> [What to do] Copy out every row below word for word, changing nothing.

> [Dataset extract]
↓↓↓

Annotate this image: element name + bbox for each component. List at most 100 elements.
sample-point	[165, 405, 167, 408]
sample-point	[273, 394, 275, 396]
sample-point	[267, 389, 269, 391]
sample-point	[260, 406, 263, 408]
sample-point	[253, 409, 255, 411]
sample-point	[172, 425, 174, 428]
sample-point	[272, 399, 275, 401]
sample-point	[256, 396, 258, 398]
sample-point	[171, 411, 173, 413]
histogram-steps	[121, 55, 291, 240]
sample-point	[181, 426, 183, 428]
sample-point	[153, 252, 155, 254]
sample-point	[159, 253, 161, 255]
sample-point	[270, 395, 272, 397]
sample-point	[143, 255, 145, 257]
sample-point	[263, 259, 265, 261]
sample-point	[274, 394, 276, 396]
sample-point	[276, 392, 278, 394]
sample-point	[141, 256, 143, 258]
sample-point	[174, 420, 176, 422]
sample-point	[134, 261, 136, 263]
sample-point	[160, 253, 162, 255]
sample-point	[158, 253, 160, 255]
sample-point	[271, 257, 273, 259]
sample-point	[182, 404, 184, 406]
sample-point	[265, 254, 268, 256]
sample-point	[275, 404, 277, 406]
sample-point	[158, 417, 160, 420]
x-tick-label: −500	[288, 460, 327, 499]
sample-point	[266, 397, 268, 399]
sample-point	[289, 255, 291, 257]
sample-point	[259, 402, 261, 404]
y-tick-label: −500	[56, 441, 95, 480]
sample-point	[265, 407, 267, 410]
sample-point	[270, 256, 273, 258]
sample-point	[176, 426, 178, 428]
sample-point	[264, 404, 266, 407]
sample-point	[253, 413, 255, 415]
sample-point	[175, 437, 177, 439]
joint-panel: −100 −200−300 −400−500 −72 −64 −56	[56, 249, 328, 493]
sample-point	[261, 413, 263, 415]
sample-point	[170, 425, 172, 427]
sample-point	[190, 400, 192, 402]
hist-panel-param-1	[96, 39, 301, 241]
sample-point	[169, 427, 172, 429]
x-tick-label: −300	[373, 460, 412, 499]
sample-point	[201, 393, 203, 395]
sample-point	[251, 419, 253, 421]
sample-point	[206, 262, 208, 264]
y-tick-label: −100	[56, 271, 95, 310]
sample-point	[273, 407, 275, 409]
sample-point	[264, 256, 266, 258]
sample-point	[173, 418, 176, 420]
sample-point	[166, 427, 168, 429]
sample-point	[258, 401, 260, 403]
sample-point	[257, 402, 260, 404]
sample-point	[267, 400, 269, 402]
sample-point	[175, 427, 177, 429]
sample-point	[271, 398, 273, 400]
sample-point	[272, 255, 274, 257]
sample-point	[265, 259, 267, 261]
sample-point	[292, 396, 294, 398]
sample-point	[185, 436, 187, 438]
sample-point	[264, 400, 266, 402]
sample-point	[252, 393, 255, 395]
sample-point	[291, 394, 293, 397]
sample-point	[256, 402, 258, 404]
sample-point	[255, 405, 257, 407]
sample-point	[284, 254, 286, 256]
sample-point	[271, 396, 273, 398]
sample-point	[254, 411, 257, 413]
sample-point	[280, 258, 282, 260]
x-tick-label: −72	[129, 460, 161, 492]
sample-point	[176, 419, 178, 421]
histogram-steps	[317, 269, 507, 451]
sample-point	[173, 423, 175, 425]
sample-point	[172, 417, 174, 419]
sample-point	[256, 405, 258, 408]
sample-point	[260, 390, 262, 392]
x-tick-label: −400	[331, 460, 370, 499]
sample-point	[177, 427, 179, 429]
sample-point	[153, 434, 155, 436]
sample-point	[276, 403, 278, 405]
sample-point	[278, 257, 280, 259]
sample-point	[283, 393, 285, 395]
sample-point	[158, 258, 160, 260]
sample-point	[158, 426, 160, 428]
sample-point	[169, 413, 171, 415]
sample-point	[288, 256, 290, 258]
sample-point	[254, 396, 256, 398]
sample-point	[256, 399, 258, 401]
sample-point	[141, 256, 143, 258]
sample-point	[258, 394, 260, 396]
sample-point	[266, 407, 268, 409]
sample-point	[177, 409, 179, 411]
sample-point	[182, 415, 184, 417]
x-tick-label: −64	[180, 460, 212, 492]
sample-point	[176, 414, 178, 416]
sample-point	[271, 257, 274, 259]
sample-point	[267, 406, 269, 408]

↑↑↑

> [Expected answer]
Annotate this image: element name + bbox for each component. List at most 100 elements.
sample-point	[165, 405, 167, 408]
sample-point	[273, 394, 275, 396]
sample-point	[267, 389, 269, 391]
sample-point	[260, 406, 263, 408]
sample-point	[253, 409, 255, 411]
sample-point	[172, 425, 174, 428]
sample-point	[272, 399, 275, 401]
sample-point	[256, 396, 258, 398]
sample-point	[171, 411, 173, 413]
histogram-steps	[121, 55, 291, 240]
sample-point	[181, 426, 183, 428]
sample-point	[153, 252, 155, 254]
sample-point	[159, 253, 161, 255]
sample-point	[270, 395, 272, 397]
sample-point	[143, 255, 145, 257]
sample-point	[263, 259, 265, 261]
sample-point	[274, 394, 276, 396]
sample-point	[276, 392, 278, 394]
sample-point	[141, 256, 143, 258]
sample-point	[174, 420, 176, 422]
sample-point	[134, 261, 136, 263]
sample-point	[160, 253, 162, 255]
sample-point	[158, 253, 160, 255]
sample-point	[271, 257, 273, 259]
sample-point	[182, 404, 184, 406]
sample-point	[265, 254, 268, 256]
sample-point	[275, 404, 277, 406]
sample-point	[158, 417, 160, 420]
x-tick-label: −500	[288, 460, 327, 499]
sample-point	[266, 397, 268, 399]
sample-point	[289, 255, 291, 257]
sample-point	[259, 402, 261, 404]
y-tick-label: −500	[56, 441, 95, 480]
sample-point	[265, 407, 267, 410]
sample-point	[270, 256, 273, 258]
sample-point	[176, 426, 178, 428]
sample-point	[264, 404, 266, 407]
sample-point	[253, 413, 255, 415]
sample-point	[175, 437, 177, 439]
joint-panel: −100 −200−300 −400−500 −72 −64 −56	[56, 249, 328, 493]
sample-point	[261, 413, 263, 415]
sample-point	[170, 425, 172, 427]
sample-point	[190, 400, 192, 402]
hist-panel-param-1	[96, 39, 301, 241]
sample-point	[169, 427, 172, 429]
x-tick-label: −300	[373, 460, 412, 499]
sample-point	[201, 393, 203, 395]
sample-point	[251, 419, 253, 421]
sample-point	[206, 262, 208, 264]
y-tick-label: −100	[56, 271, 95, 310]
sample-point	[273, 407, 275, 409]
sample-point	[264, 256, 266, 258]
sample-point	[173, 418, 176, 420]
sample-point	[166, 427, 168, 429]
sample-point	[258, 401, 260, 403]
sample-point	[257, 402, 260, 404]
sample-point	[267, 400, 269, 402]
sample-point	[175, 427, 177, 429]
sample-point	[271, 398, 273, 400]
sample-point	[272, 255, 274, 257]
sample-point	[265, 259, 267, 261]
sample-point	[292, 396, 294, 398]
sample-point	[185, 436, 187, 438]
sample-point	[264, 400, 266, 402]
sample-point	[252, 393, 255, 395]
sample-point	[291, 394, 293, 397]
sample-point	[256, 402, 258, 404]
sample-point	[255, 405, 257, 407]
sample-point	[284, 254, 286, 256]
sample-point	[271, 396, 273, 398]
sample-point	[254, 411, 257, 413]
sample-point	[280, 258, 282, 260]
x-tick-label: −72	[129, 460, 161, 492]
sample-point	[176, 419, 178, 421]
histogram-steps	[317, 269, 507, 451]
sample-point	[173, 423, 175, 425]
sample-point	[172, 417, 174, 419]
sample-point	[256, 405, 258, 408]
sample-point	[260, 390, 262, 392]
x-tick-label: −400	[331, 460, 370, 499]
sample-point	[177, 427, 179, 429]
sample-point	[153, 434, 155, 436]
sample-point	[276, 403, 278, 405]
sample-point	[278, 257, 280, 259]
sample-point	[283, 393, 285, 395]
sample-point	[158, 258, 160, 260]
sample-point	[158, 426, 160, 428]
sample-point	[169, 413, 171, 415]
sample-point	[288, 256, 290, 258]
sample-point	[254, 396, 256, 398]
sample-point	[256, 399, 258, 401]
sample-point	[141, 256, 143, 258]
sample-point	[258, 394, 260, 396]
sample-point	[266, 407, 268, 409]
sample-point	[177, 409, 179, 411]
sample-point	[182, 415, 184, 417]
x-tick-label: −64	[180, 460, 212, 492]
sample-point	[176, 414, 178, 416]
sample-point	[271, 257, 274, 259]
sample-point	[267, 406, 269, 408]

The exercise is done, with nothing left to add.